» EXERCISE INSTRUCTIONS
Drop every picture and give the entries back exactly.
--- begin ENTRIES SUPPLIED ---
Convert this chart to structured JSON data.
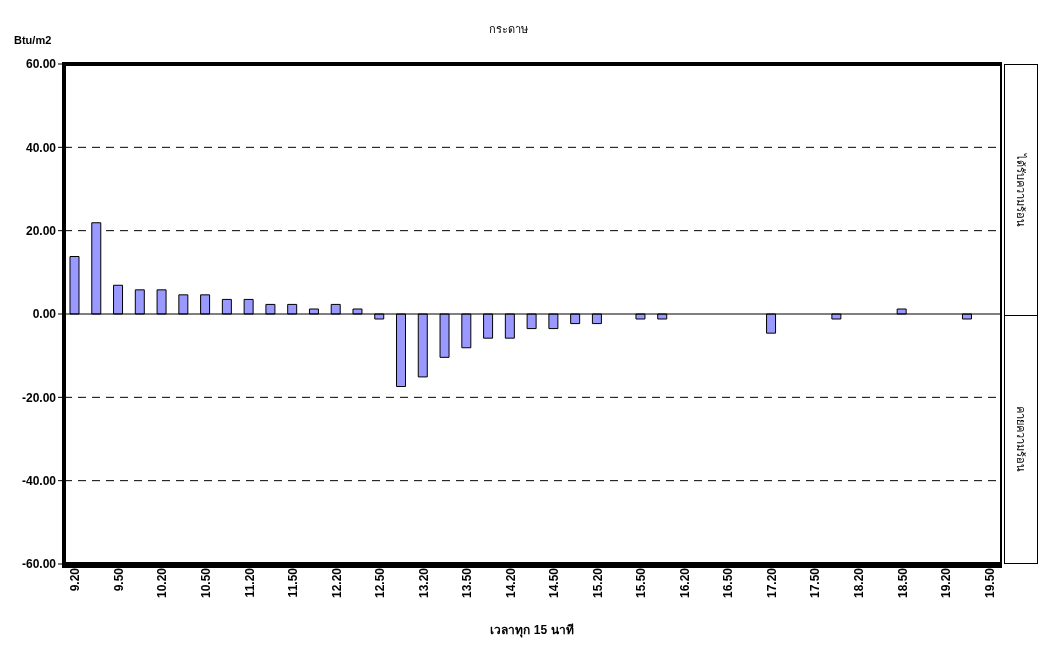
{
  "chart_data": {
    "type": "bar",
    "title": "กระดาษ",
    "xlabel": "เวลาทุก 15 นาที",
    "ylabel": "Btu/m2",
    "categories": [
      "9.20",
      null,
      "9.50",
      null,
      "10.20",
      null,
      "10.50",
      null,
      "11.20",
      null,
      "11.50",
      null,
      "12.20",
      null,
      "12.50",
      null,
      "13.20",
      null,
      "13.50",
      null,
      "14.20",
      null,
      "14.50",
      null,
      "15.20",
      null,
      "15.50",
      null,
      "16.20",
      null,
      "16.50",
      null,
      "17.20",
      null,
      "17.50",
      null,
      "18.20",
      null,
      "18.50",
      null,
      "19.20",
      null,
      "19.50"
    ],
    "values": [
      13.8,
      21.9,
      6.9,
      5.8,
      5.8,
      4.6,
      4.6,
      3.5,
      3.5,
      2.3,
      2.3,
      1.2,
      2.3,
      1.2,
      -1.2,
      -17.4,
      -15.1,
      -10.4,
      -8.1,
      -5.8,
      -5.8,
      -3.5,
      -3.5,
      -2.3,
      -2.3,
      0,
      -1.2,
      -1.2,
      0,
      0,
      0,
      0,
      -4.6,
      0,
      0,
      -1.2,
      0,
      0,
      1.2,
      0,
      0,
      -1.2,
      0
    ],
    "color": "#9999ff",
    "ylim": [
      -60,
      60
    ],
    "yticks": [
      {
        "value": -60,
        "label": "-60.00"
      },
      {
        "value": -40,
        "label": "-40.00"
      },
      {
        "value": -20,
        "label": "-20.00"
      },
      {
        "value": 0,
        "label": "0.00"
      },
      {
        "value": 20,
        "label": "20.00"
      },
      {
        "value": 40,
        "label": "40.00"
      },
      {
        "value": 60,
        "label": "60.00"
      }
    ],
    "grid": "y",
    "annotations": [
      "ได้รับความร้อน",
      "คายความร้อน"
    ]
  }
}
--- end ENTRIES SUPPLIED ---
» SOLUTION FOR THIS EXERCISE
Convert this chart to structured JSON data.
{
  "chart_data": {
    "type": "bar",
    "title": "กระดาษ",
    "xlabel": "เวลาทุก 15 นาที",
    "ylabel": "Btu/m2",
    "categories": [
      "9.20",
      null,
      "9.50",
      null,
      "10.20",
      null,
      "10.50",
      null,
      "11.20",
      null,
      "11.50",
      null,
      "12.20",
      null,
      "12.50",
      null,
      "13.20",
      null,
      "13.50",
      null,
      "14.20",
      null,
      "14.50",
      null,
      "15.20",
      null,
      "15.50",
      null,
      "16.20",
      null,
      "16.50",
      null,
      "17.20",
      null,
      "17.50",
      null,
      "18.20",
      null,
      "18.50",
      null,
      "19.20",
      null,
      "19.50"
    ],
    "values": [
      13.8,
      21.9,
      6.9,
      5.8,
      5.8,
      4.6,
      4.6,
      3.5,
      3.5,
      2.3,
      2.3,
      1.2,
      2.3,
      1.2,
      -1.2,
      -17.4,
      -15.1,
      -10.4,
      -8.1,
      -5.8,
      -5.8,
      -3.5,
      -3.5,
      -2.3,
      -2.3,
      0,
      -1.2,
      -1.2,
      0,
      0,
      0,
      0,
      -4.6,
      0,
      0,
      -1.2,
      0,
      0,
      1.2,
      0,
      0,
      -1.2,
      0
    ],
    "color": "#9999ff",
    "ylim": [
      -60,
      60
    ],
    "yticks": [
      {
        "value": -60,
        "label": "-60.00"
      },
      {
        "value": -40,
        "label": "-40.00"
      },
      {
        "value": -20,
        "label": "-20.00"
      },
      {
        "value": 0,
        "label": "0.00"
      },
      {
        "value": 20,
        "label": "20.00"
      },
      {
        "value": 40,
        "label": "40.00"
      },
      {
        "value": 60,
        "label": "60.00"
      }
    ],
    "grid": "y",
    "annotations": [
      "ได้รับความร้อน",
      "คายความร้อน"
    ]
  }
}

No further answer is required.